▸ Records:
----------
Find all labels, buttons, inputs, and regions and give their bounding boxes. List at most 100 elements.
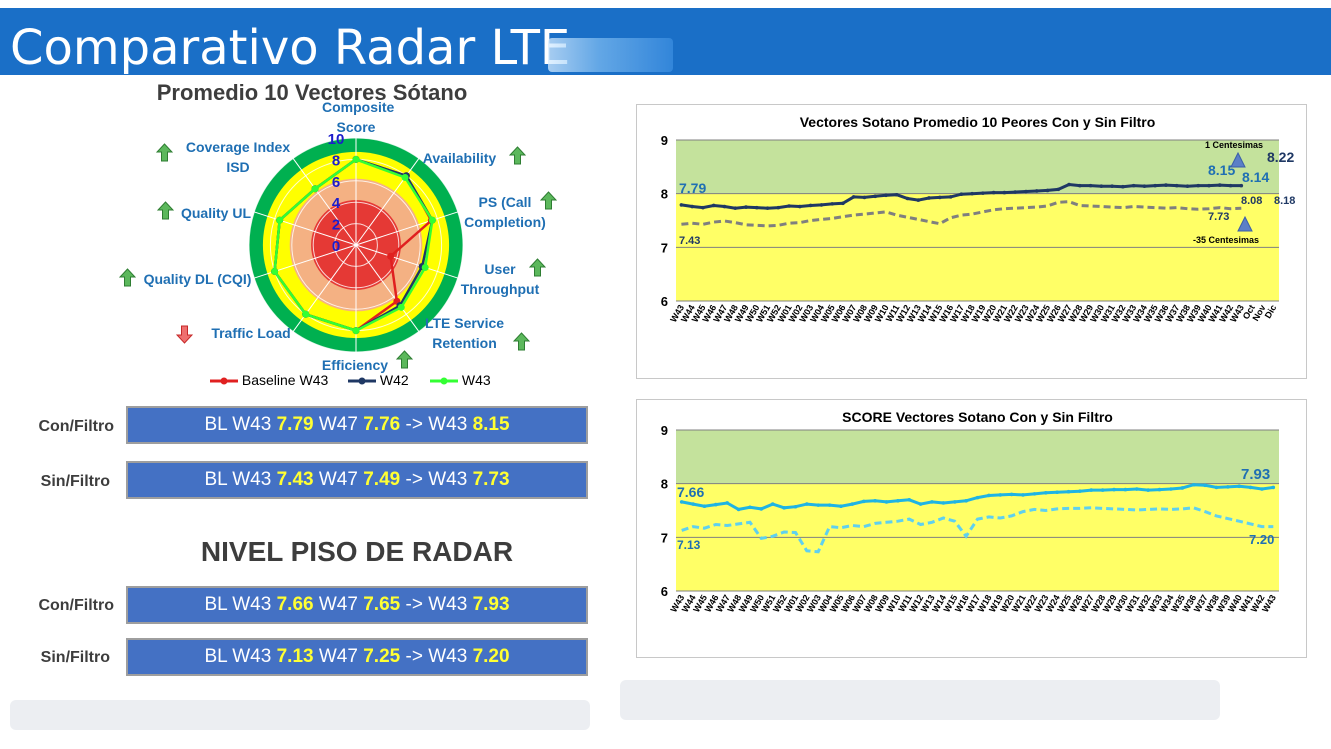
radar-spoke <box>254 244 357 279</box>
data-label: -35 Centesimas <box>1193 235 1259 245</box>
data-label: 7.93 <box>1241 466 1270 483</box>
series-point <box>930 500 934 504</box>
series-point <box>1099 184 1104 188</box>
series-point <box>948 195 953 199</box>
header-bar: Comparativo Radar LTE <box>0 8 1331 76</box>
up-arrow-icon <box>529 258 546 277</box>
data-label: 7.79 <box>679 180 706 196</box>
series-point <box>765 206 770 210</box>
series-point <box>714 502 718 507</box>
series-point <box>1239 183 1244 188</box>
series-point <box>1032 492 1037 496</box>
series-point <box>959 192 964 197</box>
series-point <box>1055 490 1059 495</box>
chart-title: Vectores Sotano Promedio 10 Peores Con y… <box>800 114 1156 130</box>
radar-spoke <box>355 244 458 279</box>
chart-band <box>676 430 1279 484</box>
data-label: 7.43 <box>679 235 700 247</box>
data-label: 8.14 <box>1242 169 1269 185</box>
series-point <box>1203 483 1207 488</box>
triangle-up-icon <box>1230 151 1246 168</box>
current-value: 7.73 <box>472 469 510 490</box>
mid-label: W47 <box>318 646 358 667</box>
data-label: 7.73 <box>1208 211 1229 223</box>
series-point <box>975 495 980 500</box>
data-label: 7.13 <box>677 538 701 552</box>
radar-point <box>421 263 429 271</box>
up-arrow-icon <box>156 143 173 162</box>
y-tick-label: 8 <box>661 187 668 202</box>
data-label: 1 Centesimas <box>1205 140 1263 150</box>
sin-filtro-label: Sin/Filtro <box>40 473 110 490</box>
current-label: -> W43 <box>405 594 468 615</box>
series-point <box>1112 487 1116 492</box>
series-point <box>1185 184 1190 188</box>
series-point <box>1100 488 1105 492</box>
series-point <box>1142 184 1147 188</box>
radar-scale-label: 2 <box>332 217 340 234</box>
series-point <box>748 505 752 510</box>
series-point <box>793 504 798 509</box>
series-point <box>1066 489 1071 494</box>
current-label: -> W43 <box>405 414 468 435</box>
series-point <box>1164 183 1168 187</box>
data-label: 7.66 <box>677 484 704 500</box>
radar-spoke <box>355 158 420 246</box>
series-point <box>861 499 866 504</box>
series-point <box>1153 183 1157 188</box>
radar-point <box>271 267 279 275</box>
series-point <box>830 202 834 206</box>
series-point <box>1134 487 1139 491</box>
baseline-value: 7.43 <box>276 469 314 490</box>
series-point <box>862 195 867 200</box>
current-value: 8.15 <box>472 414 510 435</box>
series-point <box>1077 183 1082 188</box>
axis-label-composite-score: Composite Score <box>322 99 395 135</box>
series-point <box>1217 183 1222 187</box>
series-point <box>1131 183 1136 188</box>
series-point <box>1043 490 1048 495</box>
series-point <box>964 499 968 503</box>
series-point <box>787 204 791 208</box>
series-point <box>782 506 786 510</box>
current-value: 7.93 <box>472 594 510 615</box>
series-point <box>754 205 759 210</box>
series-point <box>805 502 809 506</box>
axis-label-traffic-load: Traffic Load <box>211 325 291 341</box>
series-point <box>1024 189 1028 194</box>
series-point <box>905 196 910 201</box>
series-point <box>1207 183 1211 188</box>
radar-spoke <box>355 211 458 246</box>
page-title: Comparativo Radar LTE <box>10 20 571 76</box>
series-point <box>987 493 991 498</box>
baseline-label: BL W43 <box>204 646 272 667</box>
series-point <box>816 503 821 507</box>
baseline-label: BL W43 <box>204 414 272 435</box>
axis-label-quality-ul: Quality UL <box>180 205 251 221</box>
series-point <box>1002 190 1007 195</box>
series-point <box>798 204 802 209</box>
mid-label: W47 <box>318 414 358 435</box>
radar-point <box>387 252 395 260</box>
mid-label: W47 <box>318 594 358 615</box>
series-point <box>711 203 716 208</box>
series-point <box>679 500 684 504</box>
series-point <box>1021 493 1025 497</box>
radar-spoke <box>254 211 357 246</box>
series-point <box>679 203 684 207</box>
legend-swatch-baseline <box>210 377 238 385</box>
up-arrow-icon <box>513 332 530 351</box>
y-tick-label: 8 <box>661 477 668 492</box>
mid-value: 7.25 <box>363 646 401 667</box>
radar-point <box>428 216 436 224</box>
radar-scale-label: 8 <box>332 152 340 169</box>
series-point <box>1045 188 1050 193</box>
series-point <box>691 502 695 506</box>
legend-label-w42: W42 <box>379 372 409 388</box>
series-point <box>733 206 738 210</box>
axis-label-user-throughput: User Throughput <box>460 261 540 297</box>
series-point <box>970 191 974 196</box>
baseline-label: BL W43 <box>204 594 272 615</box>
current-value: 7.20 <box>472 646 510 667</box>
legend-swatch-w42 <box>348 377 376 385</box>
----------
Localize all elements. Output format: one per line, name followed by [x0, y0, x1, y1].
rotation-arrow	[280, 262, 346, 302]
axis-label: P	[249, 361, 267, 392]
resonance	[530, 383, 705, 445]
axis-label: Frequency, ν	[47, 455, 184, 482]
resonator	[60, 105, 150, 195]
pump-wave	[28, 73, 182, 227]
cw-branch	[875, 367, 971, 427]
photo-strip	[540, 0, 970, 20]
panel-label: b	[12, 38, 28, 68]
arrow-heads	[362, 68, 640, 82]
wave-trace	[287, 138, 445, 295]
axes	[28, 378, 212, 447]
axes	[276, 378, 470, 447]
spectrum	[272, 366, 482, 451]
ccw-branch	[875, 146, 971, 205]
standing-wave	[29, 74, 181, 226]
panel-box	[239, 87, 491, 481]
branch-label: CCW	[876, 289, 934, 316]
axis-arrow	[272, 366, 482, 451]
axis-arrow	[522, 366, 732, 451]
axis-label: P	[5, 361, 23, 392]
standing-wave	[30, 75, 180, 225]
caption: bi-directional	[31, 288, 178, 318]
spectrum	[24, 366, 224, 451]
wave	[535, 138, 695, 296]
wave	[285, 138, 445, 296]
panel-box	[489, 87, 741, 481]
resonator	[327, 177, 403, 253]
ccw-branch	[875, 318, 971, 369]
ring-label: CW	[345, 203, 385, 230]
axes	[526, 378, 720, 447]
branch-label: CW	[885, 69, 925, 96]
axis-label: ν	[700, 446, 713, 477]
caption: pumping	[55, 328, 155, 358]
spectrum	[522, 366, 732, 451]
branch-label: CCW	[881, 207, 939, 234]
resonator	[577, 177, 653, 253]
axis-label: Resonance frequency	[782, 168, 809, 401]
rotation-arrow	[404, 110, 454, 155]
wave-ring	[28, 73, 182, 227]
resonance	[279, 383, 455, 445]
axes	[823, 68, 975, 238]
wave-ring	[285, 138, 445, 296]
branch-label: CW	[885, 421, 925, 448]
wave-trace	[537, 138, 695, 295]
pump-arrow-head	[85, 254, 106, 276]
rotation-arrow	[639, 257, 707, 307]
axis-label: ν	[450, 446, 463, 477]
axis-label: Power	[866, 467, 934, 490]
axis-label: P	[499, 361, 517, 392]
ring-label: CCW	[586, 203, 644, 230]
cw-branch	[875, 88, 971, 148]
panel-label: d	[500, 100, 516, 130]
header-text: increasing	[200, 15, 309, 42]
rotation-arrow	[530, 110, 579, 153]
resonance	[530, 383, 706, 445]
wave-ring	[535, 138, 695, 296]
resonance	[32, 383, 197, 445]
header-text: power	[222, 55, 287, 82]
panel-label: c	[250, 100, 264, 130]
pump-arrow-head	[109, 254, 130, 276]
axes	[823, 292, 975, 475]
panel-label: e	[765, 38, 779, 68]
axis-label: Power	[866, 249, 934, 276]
----------
▸ Task statement: How many lines in the data above contain the string "header"? Reply with the number only.

▸ Exercise solution: 3